- [What you have to do]:
The answer must be every line below that contains the string "grading".

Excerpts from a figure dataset
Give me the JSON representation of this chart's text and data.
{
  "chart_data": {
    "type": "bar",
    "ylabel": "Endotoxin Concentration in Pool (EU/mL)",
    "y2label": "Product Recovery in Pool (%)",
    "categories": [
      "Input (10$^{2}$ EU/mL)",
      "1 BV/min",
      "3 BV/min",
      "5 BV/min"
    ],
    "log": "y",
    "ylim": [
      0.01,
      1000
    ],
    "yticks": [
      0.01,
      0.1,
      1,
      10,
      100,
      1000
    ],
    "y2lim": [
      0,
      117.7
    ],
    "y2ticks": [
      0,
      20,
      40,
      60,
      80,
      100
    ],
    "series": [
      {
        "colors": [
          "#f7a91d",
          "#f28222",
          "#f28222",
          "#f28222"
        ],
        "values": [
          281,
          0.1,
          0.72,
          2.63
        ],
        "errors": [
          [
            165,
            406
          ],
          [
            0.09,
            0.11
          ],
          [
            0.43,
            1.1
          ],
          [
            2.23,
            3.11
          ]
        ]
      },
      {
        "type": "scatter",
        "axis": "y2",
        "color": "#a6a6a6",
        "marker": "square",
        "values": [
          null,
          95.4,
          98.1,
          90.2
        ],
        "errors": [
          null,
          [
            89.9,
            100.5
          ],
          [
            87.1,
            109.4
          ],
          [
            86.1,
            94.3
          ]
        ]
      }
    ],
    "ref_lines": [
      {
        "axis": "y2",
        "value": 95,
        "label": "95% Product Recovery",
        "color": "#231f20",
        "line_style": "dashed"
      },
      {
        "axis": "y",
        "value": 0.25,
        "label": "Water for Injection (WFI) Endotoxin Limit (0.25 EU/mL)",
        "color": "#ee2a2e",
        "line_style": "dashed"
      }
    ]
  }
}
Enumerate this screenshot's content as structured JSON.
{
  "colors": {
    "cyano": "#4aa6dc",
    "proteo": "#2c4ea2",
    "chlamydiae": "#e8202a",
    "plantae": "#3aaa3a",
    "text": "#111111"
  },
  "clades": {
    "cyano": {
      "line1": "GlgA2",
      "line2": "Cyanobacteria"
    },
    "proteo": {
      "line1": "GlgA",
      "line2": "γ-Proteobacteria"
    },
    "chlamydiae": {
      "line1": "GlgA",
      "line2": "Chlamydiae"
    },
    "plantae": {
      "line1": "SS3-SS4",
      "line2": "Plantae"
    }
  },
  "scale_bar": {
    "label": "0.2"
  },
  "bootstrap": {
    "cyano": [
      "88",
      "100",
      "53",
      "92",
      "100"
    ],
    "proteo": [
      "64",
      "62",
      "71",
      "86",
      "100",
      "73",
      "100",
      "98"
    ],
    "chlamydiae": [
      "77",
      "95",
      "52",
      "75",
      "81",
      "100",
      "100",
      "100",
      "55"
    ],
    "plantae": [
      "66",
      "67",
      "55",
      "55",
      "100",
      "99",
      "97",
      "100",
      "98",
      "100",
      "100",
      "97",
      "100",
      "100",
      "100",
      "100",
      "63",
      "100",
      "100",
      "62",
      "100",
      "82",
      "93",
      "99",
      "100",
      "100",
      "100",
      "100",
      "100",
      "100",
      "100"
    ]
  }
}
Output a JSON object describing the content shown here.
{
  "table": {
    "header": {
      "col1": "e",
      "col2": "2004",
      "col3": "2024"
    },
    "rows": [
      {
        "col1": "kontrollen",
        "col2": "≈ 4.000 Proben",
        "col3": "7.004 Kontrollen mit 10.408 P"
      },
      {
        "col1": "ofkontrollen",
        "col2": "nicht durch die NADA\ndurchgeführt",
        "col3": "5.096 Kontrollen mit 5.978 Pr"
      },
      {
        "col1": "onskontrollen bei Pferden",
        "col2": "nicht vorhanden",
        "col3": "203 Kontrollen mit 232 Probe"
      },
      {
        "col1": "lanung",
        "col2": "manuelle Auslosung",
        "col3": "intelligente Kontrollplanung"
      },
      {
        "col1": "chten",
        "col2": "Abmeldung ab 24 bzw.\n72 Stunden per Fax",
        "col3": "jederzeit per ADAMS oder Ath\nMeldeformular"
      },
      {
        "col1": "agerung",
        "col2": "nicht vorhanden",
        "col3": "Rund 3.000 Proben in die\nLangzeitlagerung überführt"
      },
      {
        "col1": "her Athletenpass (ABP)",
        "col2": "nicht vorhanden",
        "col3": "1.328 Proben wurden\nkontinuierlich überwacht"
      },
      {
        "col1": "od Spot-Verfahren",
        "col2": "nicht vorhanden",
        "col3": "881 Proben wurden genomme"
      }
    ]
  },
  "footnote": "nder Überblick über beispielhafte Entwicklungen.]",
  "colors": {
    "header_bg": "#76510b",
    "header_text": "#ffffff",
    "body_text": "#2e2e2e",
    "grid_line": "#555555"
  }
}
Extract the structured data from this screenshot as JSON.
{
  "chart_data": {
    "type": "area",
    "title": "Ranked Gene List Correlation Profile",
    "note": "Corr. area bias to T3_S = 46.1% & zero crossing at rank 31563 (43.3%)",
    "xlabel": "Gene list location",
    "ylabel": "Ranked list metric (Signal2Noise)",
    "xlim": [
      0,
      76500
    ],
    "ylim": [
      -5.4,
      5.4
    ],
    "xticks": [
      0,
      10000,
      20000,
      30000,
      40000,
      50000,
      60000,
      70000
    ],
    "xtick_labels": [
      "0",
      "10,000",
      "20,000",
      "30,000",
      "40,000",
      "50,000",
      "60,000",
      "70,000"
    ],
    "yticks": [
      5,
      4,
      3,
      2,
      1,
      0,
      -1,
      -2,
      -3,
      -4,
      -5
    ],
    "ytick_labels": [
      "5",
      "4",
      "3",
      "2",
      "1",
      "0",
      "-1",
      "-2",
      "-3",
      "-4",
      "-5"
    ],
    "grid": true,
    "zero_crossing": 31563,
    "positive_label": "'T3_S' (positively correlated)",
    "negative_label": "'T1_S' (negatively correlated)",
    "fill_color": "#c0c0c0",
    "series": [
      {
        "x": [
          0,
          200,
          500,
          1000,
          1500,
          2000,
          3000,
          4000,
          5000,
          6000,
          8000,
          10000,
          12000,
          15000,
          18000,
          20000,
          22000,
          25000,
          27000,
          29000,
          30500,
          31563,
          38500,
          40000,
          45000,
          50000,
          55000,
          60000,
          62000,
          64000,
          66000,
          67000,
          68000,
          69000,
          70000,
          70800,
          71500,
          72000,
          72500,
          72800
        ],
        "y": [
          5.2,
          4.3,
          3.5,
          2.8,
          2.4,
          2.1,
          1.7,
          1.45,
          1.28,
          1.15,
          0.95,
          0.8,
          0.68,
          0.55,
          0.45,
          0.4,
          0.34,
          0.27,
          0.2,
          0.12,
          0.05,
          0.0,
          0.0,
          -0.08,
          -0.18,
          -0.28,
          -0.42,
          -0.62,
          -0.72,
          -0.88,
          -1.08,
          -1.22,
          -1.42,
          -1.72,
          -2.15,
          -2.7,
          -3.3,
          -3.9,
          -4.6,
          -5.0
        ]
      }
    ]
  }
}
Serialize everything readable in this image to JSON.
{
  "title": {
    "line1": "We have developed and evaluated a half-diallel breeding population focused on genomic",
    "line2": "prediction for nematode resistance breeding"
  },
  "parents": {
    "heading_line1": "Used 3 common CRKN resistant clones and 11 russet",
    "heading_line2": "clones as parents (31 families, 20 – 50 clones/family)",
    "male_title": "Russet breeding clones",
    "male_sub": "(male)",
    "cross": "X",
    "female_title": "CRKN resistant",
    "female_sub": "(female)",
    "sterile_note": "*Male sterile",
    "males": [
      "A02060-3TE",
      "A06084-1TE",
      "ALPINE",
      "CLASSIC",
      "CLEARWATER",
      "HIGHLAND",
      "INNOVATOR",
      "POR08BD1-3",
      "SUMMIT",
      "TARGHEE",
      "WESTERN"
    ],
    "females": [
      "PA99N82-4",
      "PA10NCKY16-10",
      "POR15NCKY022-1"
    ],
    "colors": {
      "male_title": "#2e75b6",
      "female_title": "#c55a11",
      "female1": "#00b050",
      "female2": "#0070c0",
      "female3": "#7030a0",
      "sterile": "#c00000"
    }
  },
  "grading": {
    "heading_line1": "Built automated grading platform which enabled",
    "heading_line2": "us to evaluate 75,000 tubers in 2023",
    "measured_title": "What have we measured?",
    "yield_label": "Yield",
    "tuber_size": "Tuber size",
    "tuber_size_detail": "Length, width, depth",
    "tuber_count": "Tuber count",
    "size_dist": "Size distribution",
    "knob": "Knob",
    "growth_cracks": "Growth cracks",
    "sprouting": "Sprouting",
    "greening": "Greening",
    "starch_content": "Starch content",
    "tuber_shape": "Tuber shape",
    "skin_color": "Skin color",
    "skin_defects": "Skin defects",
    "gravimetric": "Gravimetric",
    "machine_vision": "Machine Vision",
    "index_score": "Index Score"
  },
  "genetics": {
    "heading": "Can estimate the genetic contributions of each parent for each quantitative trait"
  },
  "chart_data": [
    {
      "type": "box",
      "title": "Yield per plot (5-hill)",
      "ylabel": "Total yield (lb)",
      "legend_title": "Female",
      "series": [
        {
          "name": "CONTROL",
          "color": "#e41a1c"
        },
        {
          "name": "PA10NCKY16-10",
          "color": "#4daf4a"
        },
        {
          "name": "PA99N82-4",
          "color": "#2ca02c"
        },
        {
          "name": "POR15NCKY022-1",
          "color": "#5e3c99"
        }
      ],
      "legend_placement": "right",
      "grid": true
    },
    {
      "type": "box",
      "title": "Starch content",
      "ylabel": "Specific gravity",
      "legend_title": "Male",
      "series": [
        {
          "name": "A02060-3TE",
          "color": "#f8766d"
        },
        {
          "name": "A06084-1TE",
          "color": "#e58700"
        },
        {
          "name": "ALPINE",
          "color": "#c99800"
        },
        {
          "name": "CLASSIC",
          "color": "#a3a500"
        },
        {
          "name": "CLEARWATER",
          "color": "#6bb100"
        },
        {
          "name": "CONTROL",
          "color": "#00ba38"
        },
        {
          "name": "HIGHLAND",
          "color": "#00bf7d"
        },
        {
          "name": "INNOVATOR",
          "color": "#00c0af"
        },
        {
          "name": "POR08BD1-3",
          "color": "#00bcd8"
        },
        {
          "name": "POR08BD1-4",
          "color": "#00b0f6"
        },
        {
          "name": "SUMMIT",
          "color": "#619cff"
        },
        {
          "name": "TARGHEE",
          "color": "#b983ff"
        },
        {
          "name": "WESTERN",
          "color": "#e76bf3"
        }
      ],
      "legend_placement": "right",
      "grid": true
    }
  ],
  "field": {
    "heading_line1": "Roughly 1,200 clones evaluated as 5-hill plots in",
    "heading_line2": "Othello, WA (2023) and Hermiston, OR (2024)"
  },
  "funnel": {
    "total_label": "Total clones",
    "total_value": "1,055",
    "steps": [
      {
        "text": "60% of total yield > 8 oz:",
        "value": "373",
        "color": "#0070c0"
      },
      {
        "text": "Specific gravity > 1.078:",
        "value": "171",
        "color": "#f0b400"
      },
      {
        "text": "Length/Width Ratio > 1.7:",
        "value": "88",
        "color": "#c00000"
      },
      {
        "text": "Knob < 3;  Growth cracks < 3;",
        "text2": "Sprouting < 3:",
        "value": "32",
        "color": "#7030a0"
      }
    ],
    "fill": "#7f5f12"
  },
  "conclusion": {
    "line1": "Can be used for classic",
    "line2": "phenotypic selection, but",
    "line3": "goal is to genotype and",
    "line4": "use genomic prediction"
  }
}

- [Answer area]:
  "grading": {
    "heading_line1": "Built automated grading platform which enabled",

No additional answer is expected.